• TASK DESCRIPTION: Where the string "this" occurs in the material below, report the whole line.

START DATA SUPPLIED

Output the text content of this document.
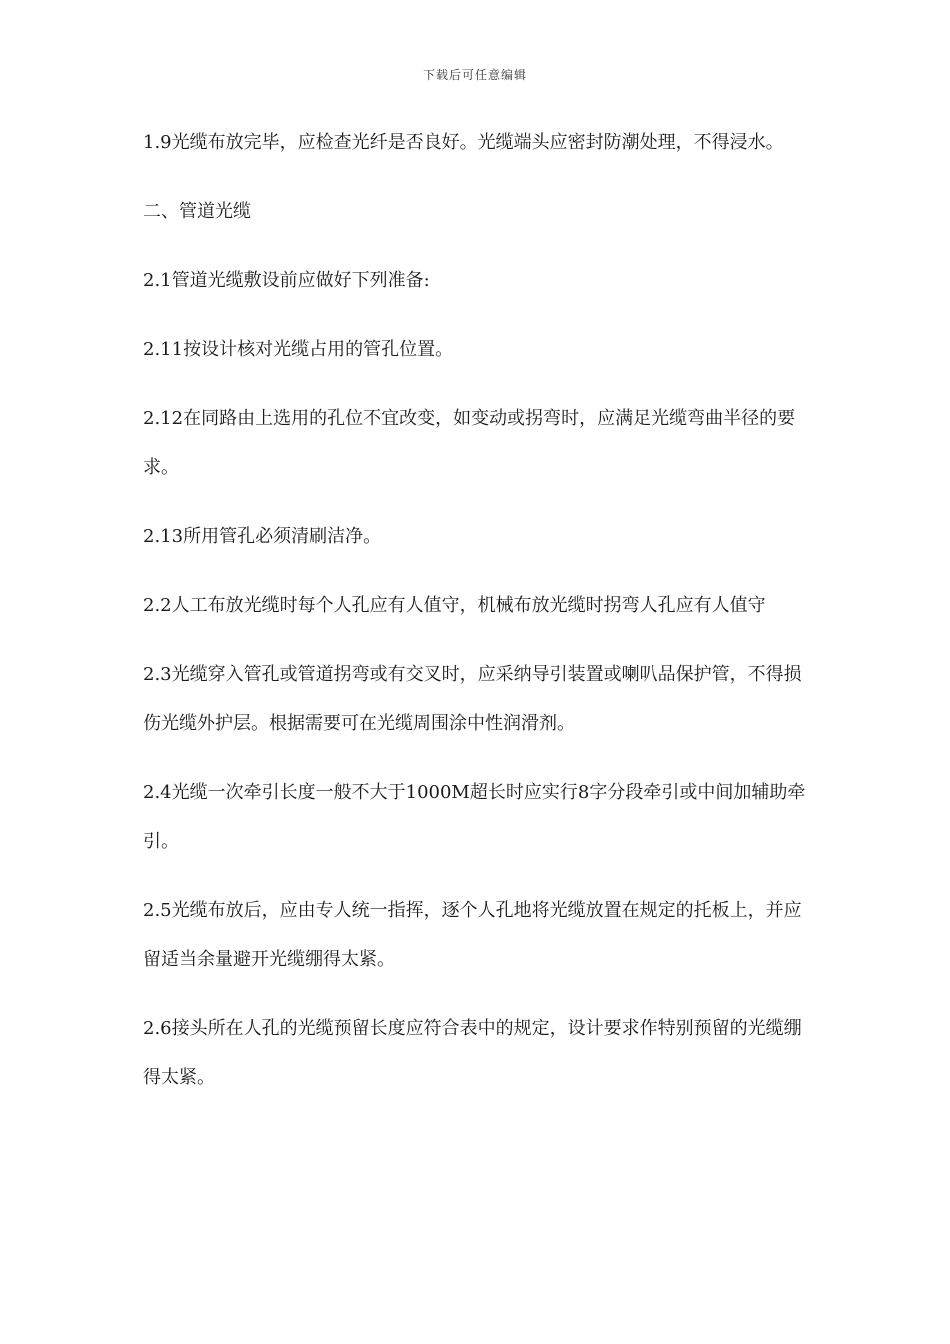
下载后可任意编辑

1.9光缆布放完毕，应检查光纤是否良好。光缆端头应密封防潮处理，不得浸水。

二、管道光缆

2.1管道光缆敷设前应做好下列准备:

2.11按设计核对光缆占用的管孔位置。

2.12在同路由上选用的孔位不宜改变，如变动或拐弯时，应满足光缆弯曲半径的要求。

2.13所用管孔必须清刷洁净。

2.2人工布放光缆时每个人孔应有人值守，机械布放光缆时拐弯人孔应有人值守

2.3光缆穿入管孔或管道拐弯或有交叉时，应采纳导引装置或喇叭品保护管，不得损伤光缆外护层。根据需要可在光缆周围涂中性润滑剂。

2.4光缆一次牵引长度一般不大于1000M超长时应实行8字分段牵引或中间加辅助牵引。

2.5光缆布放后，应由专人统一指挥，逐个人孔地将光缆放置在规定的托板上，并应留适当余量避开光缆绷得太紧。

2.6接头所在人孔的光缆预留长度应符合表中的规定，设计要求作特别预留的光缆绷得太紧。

END DATA SUPPLIED
START DATA SUPPLIED

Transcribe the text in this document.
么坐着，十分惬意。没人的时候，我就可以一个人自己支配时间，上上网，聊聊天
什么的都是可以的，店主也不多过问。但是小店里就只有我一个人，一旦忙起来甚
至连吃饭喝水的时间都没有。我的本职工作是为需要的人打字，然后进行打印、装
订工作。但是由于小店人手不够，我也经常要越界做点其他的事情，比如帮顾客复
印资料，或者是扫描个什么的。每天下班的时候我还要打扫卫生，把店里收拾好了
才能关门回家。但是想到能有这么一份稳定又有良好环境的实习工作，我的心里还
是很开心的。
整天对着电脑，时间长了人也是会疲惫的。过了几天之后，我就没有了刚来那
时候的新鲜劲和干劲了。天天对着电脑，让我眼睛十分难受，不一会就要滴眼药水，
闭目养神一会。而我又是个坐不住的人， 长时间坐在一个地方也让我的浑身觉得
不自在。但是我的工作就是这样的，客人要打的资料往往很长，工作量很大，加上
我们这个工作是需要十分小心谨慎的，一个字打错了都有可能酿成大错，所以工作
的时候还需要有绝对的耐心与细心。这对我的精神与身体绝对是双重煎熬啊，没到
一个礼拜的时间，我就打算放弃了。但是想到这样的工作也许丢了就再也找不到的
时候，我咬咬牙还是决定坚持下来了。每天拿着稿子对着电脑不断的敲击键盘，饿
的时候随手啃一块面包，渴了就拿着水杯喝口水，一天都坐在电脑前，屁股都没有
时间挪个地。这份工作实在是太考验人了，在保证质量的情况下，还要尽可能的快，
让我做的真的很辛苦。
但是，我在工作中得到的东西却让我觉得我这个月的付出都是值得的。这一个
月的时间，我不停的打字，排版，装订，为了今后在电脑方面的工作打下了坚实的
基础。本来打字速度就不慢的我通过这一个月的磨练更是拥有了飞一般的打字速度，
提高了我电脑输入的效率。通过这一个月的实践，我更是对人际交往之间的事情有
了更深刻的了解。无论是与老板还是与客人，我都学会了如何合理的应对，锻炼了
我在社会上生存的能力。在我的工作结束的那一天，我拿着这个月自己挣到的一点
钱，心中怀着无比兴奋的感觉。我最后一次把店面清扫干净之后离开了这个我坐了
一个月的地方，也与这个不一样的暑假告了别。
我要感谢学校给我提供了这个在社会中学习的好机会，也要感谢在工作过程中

END DATA SUPPLIED

• FINAL RESULT:
Output the text content of this document.
Transcribe the text in this document.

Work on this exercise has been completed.